- _Required task_
Filter these entries, keeping only lines that hold the word "label".

- _Materials provided_
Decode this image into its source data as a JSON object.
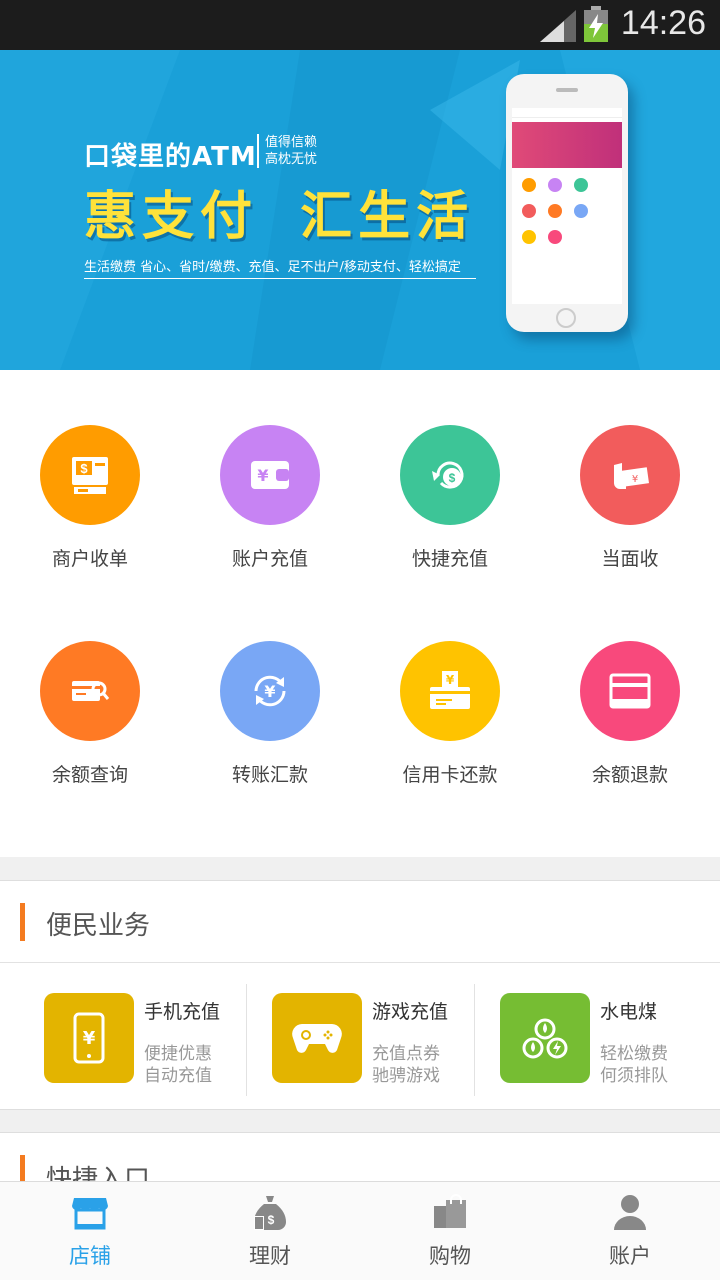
{
  "status_bar": {
    "time": "14:26"
  },
  "banner": {
    "atm_title": "口袋里的ATM",
    "atm_side_line1": "值得信赖",
    "atm_side_line2": "高枕无忧",
    "big_title_left": "惠支付",
    "big_title_right": "汇生活",
    "tagline": "生活缴费 省心、省时/缴费、充值、足不出户/移动支付、轻松搞定"
  },
  "grid": [
    {
      "label": "商户收单",
      "icon": "merchant-icon",
      "color": "#ff9c00"
    },
    {
      "label": "账户充值",
      "icon": "wallet-icon",
      "color": "#c783f3"
    },
    {
      "label": "快捷充值",
      "icon": "money-bag-icon",
      "color": "#3dc597"
    },
    {
      "label": "当面收",
      "icon": "hand-money-icon",
      "color": "#f25c5c"
    },
    {
      "label": "余额查询",
      "icon": "card-search-icon",
      "color": "#ff7a24"
    },
    {
      "label": "转账汇款",
      "icon": "transfer-icon",
      "color": "#79a7f5"
    },
    {
      "label": "信用卡还款",
      "icon": "credit-card-icon",
      "color": "#ffc300"
    },
    {
      "label": "余额退款",
      "icon": "refund-card-icon",
      "color": "#f8497c"
    }
  ],
  "services_section": {
    "title": "便民业务",
    "items": [
      {
        "name": "手机充值",
        "desc1": "便捷优惠",
        "desc2": "自动充值",
        "icon": "mobile-icon",
        "color": "#e3b400"
      },
      {
        "name": "游戏充值",
        "desc1": "充值点券",
        "desc2": "驰骋游戏",
        "icon": "gamepad-icon",
        "color": "#e3b400"
      },
      {
        "name": "水电煤",
        "desc1": "轻松缴费",
        "desc2": "何须排队",
        "icon": "utilities-icon",
        "color": "#76bd33"
      }
    ]
  },
  "quick_section": {
    "title": "快捷入口"
  },
  "bottom_nav": [
    {
      "label": "店铺",
      "icon": "store-icon",
      "active": true
    },
    {
      "label": "理财",
      "icon": "finance-icon",
      "active": false
    },
    {
      "label": "购物",
      "icon": "shopping-icon",
      "active": false
    },
    {
      "label": "账户",
      "icon": "user-icon",
      "active": false
    }
  ],
  "colors": {
    "accent": "#2aa1e8",
    "section_bar": "#f47b20",
    "banner_bg": "#1aa0d8",
    "banner_title": "#ffe23a"
  }
}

- _Answer to the task_
      "label": "商户收单",
      "label": "账户充值",
      "label": "快捷充值",
      "label": "当面收",
      "label": "余额查询",
      "label": "转账汇款",
      "label": "信用卡还款",
      "label": "余额退款",
      "label": "店铺",
      "label": "理财",
      "label": "购物",
      "label": "账户",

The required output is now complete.